%%

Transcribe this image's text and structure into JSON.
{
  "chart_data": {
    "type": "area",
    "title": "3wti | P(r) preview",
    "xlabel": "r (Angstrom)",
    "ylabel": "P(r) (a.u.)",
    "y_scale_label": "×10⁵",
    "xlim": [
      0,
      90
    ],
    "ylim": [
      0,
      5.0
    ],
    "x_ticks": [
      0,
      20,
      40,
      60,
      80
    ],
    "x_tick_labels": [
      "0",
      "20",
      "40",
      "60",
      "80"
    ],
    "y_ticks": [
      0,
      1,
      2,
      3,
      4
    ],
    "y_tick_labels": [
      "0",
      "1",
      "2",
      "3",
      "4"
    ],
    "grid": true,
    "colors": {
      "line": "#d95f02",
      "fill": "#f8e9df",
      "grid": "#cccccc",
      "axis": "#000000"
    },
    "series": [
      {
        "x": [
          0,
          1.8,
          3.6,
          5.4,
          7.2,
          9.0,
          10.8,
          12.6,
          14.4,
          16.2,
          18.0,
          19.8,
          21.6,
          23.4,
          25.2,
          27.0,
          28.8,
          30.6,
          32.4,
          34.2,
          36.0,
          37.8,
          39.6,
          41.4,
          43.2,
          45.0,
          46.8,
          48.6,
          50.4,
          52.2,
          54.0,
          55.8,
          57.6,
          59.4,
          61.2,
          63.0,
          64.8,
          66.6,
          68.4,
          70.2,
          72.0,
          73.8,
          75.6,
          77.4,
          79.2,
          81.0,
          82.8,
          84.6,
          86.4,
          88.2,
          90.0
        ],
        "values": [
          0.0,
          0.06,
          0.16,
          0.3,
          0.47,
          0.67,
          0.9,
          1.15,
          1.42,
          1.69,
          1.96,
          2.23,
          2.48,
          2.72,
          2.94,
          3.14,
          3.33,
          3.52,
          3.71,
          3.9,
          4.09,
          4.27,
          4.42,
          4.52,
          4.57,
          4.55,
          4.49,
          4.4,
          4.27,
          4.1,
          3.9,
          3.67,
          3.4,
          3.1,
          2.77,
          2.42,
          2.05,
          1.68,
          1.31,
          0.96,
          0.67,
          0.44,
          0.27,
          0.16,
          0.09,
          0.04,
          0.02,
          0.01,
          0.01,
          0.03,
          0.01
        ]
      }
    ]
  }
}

%%

Each entry above is to be printed again exactly.

Transcribe this image's text and structure into JSON.
{
  "chart_data": {
    "type": "area",
    "title": "3wti | P(r) preview",
    "xlabel": "r (Angstrom)",
    "ylabel": "P(r) (a.u.)",
    "y_scale_label": "×10⁵",
    "xlim": [
      0,
      90
    ],
    "ylim": [
      0,
      5.0
    ],
    "x_ticks": [
      0,
      20,
      40,
      60,
      80
    ],
    "x_tick_labels": [
      "0",
      "20",
      "40",
      "60",
      "80"
    ],
    "y_ticks": [
      0,
      1,
      2,
      3,
      4
    ],
    "y_tick_labels": [
      "0",
      "1",
      "2",
      "3",
      "4"
    ],
    "grid": true,
    "colors": {
      "line": "#d95f02",
      "fill": "#f8e9df",
      "grid": "#cccccc",
      "axis": "#000000"
    },
    "series": [
      {
        "x": [
          0,
          1.8,
          3.6,
          5.4,
          7.2,
          9.0,
          10.8,
          12.6,
          14.4,
          16.2,
          18.0,
          19.8,
          21.6,
          23.4,
          25.2,
          27.0,
          28.8,
          30.6,
          32.4,
          34.2,
          36.0,
          37.8,
          39.6,
          41.4,
          43.2,
          45.0,
          46.8,
          48.6,
          50.4,
          52.2,
          54.0,
          55.8,
          57.6,
          59.4,
          61.2,
          63.0,
          64.8,
          66.6,
          68.4,
          70.2,
          72.0,
          73.8,
          75.6,
          77.4,
          79.2,
          81.0,
          82.8,
          84.6,
          86.4,
          88.2,
          90.0
        ],
        "values": [
          0.0,
          0.06,
          0.16,
          0.3,
          0.47,
          0.67,
          0.9,
          1.15,
          1.42,
          1.69,
          1.96,
          2.23,
          2.48,
          2.72,
          2.94,
          3.14,
          3.33,
          3.52,
          3.71,
          3.9,
          4.09,
          4.27,
          4.42,
          4.52,
          4.57,
          4.55,
          4.49,
          4.4,
          4.27,
          4.1,
          3.9,
          3.67,
          3.4,
          3.1,
          2.77,
          2.42,
          2.05,
          1.68,
          1.31,
          0.96,
          0.67,
          0.44,
          0.27,
          0.16,
          0.09,
          0.04,
          0.02,
          0.01,
          0.01,
          0.03,
          0.01
        ]
      }
    ]
  }
}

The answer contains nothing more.